What to produce
Find the lines below that contain the string "entre". Copy each one.

Data for the task
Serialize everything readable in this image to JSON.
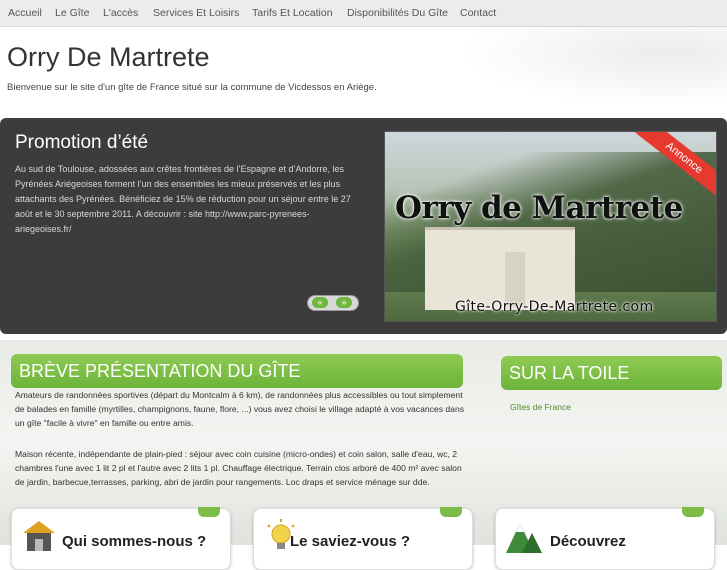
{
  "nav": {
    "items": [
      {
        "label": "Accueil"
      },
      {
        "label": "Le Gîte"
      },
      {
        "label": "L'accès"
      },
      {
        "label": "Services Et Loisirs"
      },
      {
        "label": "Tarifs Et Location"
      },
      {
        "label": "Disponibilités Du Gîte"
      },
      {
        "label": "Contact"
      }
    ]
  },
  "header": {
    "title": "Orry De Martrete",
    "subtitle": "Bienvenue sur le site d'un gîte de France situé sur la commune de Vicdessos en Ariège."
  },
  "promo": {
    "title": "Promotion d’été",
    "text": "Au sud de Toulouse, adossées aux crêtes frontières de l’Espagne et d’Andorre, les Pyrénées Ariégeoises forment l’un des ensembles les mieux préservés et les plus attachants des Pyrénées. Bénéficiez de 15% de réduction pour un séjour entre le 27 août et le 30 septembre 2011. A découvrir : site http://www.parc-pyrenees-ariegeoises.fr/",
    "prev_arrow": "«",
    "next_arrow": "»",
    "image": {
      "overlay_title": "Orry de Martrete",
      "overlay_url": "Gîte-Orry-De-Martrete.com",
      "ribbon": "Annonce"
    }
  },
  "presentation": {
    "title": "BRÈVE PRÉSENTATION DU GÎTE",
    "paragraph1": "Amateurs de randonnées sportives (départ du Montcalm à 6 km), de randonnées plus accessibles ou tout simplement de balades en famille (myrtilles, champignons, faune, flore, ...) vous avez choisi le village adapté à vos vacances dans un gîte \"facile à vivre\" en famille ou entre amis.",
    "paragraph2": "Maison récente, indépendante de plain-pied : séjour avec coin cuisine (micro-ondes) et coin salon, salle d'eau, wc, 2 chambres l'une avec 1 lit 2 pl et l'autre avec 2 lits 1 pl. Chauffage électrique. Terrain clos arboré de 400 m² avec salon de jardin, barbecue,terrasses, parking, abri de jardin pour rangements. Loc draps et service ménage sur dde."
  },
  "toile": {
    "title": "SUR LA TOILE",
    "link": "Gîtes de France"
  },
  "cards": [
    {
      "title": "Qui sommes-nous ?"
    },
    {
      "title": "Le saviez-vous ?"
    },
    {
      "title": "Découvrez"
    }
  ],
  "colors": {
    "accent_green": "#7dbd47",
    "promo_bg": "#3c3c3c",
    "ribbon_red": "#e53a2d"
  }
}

Exercise answer
    "text": "Au sud de Toulouse, adossées aux crêtes frontières de l’Espagne et d’Andorre, les Pyrénées Ariégeoises forment l’un des ensembles les mieux préservés et les plus attachants des Pyrénées. Bénéficiez de 15% de réduction pour un séjour entre le 27 août et le 30 septembre 2011. A découvrir : site http://www.parc-pyrenees-ariegeoises.fr/",
    "paragraph1": "Amateurs de randonnées sportives (départ du Montcalm à 6 km), de randonnées plus accessibles ou tout simplement de balades en famille (myrtilles, champignons, faune, flore, ...) vous avez choisi le village adapté à vos vacances dans un gîte \"facile à vivre\" en famille ou entre amis.",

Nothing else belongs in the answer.